■ Reading passage:
In Kingsley v. Hendrickson the Supreme Court held 5-4 that to prove an excessive force claim a pretrial detainee must show that the officer’s force was objectively unreasonable, rejecting the subjectively unreasonable standard that is more deferential to law enforcement. The State and Local Legal Center (SLLC) filed an amicus brief in this case arguing for a subjective standard. As a result of this ruling it will be easier for pretrial detainees to bring successful excessive force claims against corrections officers.   

Pretrial detainee Michael Kingsley and the officers in this case agree that Kingsley refused to remove a piece of paper covering a light fixture and was forcibly removed from his jail cell so that officers could remove it. While Kingsley claims, and the officers disagree, that Kingsley resisted their efforts to remove his handcuffs and in the process the officers slammed his head against the concrete bunk, the parties agree that Kingsley was tasered. 

State and local government officials can be sued for money damages for constitutional violations. At least until this case, the constitutional standard for excessive force were clear for arrestees and post-conviction detainees. For post-conviction detainees, officers may not act with a subjective “deliberate indifference,” while for arrestees, officers may not act “objectively unreasonable.”

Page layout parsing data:
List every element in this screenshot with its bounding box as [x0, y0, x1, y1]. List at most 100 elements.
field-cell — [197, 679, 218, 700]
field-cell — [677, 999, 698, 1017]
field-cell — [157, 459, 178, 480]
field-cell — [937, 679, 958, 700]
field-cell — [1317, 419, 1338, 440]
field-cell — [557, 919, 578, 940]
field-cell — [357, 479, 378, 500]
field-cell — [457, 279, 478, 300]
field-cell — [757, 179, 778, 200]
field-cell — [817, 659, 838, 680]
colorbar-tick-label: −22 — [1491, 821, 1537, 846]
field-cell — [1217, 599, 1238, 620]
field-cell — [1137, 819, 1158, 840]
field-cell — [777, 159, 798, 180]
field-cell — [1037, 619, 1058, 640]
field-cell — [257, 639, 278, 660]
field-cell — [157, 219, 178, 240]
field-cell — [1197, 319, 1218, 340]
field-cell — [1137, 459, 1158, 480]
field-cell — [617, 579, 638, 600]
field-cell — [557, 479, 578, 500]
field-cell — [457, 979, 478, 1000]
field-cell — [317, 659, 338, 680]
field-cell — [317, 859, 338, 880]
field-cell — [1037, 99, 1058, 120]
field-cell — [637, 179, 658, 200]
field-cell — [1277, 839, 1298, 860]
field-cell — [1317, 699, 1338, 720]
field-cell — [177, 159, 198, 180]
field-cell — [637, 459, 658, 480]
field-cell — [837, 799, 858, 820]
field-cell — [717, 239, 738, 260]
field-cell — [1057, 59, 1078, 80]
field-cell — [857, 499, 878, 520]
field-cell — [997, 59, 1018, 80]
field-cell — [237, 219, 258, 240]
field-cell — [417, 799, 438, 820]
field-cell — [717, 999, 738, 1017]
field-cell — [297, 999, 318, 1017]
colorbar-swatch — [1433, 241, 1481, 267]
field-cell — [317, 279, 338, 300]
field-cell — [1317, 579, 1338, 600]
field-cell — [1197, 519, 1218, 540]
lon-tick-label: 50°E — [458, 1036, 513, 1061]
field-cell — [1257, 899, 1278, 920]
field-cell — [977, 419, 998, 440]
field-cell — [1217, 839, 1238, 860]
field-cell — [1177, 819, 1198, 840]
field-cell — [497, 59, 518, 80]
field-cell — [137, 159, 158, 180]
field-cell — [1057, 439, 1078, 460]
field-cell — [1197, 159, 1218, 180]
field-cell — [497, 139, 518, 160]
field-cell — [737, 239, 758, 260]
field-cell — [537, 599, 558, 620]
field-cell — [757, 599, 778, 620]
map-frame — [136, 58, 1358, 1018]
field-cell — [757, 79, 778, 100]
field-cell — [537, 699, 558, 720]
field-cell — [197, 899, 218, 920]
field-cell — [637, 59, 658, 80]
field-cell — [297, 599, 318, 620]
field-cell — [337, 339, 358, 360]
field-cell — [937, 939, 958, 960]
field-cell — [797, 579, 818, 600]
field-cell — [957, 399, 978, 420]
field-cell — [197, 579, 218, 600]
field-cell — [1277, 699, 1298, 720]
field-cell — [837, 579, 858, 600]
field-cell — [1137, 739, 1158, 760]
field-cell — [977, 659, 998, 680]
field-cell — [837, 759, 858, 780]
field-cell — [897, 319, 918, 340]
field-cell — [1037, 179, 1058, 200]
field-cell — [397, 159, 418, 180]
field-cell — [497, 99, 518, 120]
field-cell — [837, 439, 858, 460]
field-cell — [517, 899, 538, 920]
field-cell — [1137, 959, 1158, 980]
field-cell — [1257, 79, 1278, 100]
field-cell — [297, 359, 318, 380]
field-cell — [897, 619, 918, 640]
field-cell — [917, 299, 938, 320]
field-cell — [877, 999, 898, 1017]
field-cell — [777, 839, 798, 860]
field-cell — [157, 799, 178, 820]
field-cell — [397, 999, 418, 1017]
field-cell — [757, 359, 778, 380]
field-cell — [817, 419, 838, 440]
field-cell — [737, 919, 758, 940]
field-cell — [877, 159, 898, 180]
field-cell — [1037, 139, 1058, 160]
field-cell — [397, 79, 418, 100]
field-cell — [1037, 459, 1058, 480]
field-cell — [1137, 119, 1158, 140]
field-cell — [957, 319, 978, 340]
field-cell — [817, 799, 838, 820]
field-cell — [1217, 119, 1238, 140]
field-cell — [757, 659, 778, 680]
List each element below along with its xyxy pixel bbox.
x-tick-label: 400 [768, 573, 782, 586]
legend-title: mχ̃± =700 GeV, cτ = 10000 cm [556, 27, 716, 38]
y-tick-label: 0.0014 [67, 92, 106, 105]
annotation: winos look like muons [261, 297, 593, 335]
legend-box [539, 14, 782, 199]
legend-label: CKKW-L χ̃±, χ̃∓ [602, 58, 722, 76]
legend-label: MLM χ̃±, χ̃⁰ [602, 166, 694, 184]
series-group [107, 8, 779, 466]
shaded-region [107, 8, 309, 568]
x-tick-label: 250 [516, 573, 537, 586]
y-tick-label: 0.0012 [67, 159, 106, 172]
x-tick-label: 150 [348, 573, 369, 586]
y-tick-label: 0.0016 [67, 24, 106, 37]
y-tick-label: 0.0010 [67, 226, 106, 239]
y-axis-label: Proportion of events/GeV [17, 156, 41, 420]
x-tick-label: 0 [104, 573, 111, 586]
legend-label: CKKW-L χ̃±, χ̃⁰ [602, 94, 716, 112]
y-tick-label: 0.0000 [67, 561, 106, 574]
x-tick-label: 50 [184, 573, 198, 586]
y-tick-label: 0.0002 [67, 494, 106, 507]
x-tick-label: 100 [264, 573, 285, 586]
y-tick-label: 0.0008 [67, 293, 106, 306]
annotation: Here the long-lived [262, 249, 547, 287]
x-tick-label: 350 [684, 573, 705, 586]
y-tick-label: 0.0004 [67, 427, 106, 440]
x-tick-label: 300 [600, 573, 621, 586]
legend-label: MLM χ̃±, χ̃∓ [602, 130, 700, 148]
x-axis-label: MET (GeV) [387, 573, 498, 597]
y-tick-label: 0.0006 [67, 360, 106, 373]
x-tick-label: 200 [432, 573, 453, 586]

■ Problem A: According to the Kingsley v. Hendrickson summary, why was Kingsley forcibly removed from his jail cell? Answer in one or two sentences.
■ Problem B: From the Kingsley v. Hendrickson summary, list every fact that Kingsley and the officers both agree on.
■ Problem C: Translate this sentence from the Kingsley v. Hendrickson summary into Spanish: "State and local government officials can be sued for money damages for constitutional violations."
Rely only on the Kingsley v. Hendrickson summary for these tasks.

■ Worked solution A: Kingsley was forcibly removed from his cell so that officers could take down a piece of paper covering a light fixture, which he had refused to remove.

■ Worked solution B:
- Kingsley refused to remove a piece of paper covering a light fixture.
- Kingsley was forcibly removed from his jail cell so that officers could remove the paper.
- Kingsley was tasered.

■ Worked solution C: Los funcionarios de los gobiernos estatales y locales pueden ser demandados por daños monetarios por violaciones constitucionales.